> **What is being asked**:
Write out the material exactly, without any of its pictures.

> **Entries provided**:
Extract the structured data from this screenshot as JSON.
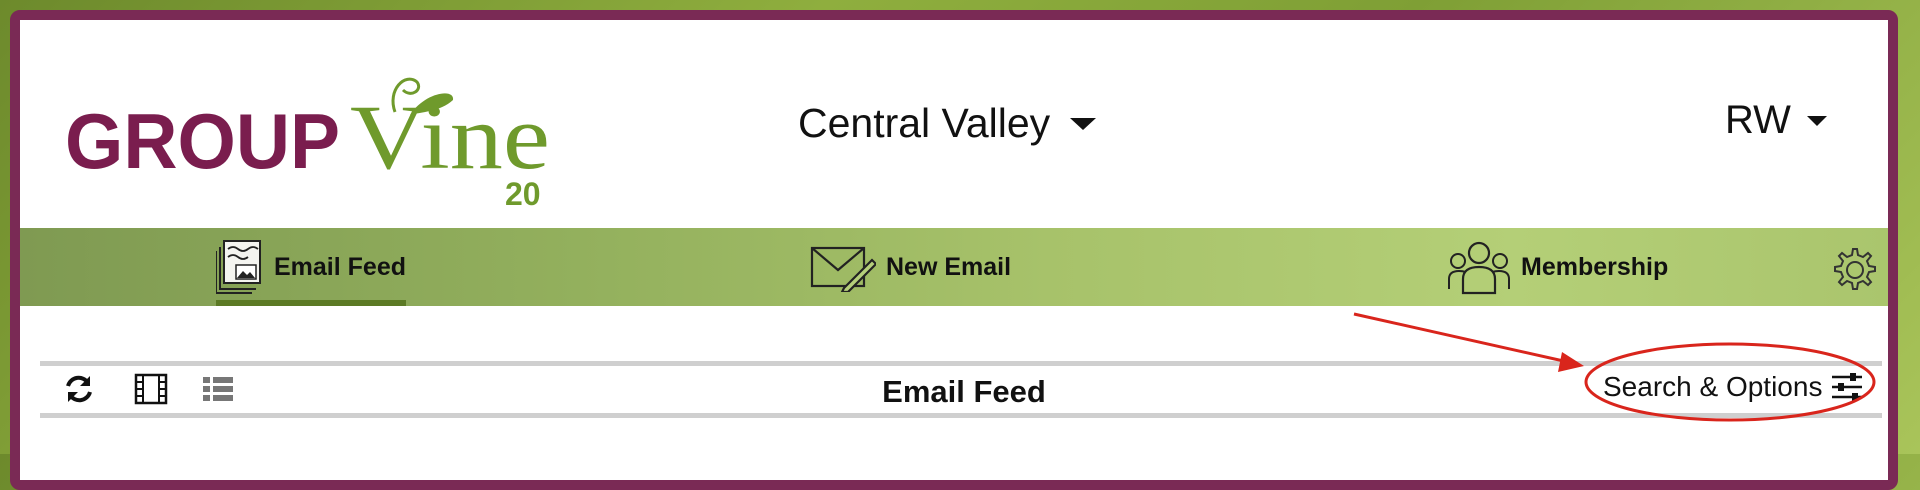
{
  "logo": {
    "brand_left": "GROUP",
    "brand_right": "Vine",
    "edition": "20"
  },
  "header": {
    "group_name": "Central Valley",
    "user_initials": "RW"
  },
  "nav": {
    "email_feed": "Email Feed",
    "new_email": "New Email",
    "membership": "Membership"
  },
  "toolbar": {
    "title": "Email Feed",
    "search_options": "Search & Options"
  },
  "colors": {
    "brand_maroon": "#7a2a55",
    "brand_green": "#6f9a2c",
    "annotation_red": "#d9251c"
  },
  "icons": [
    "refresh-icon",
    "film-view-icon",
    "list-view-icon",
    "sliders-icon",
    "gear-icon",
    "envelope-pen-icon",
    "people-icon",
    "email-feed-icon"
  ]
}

> **Exercise output**:
Extract the structured data from this screenshot as JSON.
{
  "logo": {
    "brand_left": "GROUP",
    "brand_right": "Vine",
    "edition": "20"
  },
  "header": {
    "group_name": "Central Valley",
    "user_initials": "RW"
  },
  "nav": {
    "email_feed": "Email Feed",
    "new_email": "New Email",
    "membership": "Membership"
  },
  "toolbar": {
    "title": "Email Feed",
    "search_options": "Search & Options"
  },
  "colors": {
    "brand_maroon": "#7a2a55",
    "brand_green": "#6f9a2c",
    "annotation_red": "#d9251c"
  },
  "icons": [
    "refresh-icon",
    "film-view-icon",
    "list-view-icon",
    "sliders-icon",
    "gear-icon",
    "envelope-pen-icon",
    "people-icon",
    "email-feed-icon"
  ]
}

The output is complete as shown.